Begin Given entries
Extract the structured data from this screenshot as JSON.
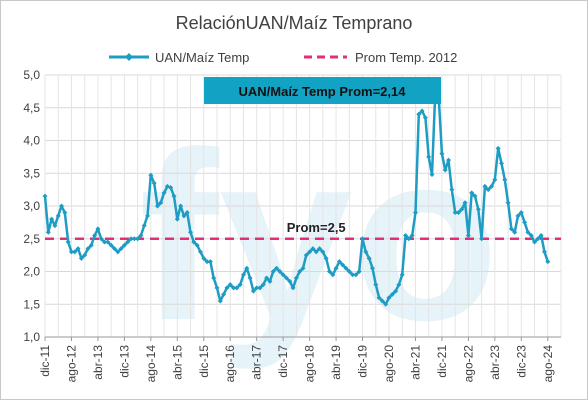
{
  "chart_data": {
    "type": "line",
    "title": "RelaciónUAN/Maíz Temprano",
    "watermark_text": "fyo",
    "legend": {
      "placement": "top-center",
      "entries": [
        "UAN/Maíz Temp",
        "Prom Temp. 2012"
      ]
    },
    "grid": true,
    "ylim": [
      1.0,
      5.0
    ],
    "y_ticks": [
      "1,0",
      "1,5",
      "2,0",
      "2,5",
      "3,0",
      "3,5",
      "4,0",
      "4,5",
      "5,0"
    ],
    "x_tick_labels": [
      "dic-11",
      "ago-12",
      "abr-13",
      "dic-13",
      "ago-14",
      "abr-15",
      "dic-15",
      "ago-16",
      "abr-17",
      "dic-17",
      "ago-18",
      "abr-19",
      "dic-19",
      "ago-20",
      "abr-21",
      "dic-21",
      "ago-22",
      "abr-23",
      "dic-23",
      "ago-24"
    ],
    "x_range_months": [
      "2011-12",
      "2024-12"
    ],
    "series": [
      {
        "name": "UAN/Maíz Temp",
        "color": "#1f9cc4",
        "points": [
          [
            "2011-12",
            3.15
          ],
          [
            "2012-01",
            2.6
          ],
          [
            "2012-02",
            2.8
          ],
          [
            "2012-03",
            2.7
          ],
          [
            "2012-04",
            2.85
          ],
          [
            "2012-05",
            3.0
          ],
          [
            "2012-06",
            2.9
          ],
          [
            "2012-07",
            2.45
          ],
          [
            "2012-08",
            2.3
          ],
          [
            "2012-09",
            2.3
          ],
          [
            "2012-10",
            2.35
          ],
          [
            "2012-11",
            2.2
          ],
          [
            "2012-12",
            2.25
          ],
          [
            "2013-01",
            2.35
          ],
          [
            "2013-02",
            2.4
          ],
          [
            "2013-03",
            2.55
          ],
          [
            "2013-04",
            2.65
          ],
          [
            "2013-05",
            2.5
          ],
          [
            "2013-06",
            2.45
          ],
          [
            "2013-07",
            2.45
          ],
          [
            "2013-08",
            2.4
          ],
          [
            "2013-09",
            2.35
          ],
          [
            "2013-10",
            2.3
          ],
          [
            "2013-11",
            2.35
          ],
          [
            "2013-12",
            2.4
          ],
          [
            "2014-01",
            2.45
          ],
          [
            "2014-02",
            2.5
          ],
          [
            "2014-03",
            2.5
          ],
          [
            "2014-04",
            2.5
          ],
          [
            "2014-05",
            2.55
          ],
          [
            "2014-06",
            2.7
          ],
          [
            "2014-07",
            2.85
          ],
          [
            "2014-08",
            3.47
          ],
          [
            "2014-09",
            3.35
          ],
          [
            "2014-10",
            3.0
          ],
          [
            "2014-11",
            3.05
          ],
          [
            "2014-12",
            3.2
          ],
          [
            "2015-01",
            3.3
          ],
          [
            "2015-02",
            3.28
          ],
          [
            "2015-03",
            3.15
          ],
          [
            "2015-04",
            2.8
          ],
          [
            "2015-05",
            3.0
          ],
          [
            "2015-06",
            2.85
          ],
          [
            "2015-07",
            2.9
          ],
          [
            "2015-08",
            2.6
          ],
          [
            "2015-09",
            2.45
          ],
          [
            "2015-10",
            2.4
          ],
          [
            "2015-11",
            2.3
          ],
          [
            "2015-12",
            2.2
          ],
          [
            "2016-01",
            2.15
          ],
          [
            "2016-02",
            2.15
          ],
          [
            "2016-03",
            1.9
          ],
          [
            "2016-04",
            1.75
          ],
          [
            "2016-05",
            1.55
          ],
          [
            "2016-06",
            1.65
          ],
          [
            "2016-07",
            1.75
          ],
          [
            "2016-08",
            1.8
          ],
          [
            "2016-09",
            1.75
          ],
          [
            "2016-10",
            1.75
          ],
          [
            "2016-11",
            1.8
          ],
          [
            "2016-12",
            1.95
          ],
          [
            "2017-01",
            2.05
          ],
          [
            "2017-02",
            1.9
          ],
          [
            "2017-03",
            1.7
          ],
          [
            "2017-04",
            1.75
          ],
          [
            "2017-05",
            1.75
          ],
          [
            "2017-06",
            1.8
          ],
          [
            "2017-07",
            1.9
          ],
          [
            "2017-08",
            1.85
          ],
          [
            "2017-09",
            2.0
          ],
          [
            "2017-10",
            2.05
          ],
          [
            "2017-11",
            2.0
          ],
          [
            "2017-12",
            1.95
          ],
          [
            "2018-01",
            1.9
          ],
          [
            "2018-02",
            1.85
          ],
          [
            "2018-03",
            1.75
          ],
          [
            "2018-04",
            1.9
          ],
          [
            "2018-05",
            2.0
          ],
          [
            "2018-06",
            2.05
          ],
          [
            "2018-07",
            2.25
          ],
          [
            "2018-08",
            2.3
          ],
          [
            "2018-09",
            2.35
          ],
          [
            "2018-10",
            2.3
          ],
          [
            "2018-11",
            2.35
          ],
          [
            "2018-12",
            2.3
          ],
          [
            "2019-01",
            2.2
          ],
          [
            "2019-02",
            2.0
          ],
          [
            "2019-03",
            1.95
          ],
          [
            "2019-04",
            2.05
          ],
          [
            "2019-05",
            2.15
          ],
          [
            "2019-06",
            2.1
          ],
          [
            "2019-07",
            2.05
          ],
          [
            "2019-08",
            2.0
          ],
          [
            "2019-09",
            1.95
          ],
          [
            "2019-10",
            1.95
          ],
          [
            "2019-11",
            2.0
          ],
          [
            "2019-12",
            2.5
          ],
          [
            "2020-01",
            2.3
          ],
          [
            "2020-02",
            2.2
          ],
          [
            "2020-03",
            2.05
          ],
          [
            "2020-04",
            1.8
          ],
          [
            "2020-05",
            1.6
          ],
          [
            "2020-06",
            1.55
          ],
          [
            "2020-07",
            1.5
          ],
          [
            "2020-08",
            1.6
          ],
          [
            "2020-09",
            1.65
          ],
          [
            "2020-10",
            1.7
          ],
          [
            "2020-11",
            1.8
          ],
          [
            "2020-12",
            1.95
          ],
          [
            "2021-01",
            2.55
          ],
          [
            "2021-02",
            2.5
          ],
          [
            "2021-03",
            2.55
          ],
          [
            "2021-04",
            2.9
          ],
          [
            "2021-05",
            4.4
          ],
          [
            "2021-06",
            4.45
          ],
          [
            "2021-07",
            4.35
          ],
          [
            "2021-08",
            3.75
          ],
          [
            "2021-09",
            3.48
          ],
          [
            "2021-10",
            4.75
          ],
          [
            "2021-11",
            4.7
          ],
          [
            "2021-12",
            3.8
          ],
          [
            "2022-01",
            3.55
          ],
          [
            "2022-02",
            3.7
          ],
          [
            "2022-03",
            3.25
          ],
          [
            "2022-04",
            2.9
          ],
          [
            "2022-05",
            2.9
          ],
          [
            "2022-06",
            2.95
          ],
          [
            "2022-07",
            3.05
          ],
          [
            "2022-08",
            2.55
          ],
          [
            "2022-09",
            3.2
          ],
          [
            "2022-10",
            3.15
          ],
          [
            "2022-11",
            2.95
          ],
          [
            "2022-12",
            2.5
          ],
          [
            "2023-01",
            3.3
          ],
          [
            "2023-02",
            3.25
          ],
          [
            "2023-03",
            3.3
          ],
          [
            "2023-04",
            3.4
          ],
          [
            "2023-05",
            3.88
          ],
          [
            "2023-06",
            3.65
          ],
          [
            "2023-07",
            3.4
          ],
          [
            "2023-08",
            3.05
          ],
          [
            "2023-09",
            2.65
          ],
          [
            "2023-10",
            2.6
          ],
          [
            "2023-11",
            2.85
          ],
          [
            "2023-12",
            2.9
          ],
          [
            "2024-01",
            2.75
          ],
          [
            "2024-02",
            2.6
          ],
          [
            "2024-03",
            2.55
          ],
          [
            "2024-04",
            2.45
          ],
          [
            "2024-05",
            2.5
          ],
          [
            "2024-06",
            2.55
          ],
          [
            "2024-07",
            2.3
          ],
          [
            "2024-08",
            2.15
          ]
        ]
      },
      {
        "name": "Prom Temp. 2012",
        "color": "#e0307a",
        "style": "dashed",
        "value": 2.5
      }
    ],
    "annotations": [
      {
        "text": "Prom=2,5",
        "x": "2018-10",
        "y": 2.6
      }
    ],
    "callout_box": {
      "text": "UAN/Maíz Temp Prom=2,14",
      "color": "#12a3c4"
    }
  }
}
End Given entries
Begin Given entries
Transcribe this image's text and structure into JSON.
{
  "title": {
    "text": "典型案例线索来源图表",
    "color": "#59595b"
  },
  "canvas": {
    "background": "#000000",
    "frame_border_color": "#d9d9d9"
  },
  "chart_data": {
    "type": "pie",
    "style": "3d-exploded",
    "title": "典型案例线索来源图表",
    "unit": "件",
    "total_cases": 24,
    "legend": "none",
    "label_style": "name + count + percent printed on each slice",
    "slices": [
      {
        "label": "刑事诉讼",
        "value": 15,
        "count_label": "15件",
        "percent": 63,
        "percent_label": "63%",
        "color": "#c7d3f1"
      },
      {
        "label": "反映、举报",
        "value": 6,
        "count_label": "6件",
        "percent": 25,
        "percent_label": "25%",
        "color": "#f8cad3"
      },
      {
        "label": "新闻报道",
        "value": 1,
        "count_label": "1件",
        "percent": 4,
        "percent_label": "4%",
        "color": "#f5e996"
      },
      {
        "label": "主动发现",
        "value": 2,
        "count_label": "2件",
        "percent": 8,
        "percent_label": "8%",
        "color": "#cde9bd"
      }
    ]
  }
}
End Given entries
Begin Given entries
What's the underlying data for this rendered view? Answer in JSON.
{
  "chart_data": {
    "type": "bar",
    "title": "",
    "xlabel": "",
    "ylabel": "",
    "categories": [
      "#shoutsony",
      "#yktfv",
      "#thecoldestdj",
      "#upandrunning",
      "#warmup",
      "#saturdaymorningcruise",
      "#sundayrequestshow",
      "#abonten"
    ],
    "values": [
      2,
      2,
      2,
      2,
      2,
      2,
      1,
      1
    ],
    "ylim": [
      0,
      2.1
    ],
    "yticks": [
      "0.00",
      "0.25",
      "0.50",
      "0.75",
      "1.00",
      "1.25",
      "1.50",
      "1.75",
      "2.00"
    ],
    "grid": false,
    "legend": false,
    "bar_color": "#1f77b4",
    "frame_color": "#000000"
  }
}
End Given entries
* **Task to carry out**
Look through the data above. Find each line with the string "Maíz" and copy it.

* **Right answer**
    "title": "RelaciónUAN/Maíz Temprano",
        "UAN/Maíz Temp",
        "name": "UAN/Maíz Temp",
      "text": "UAN/Maíz Temp Prom=2,14",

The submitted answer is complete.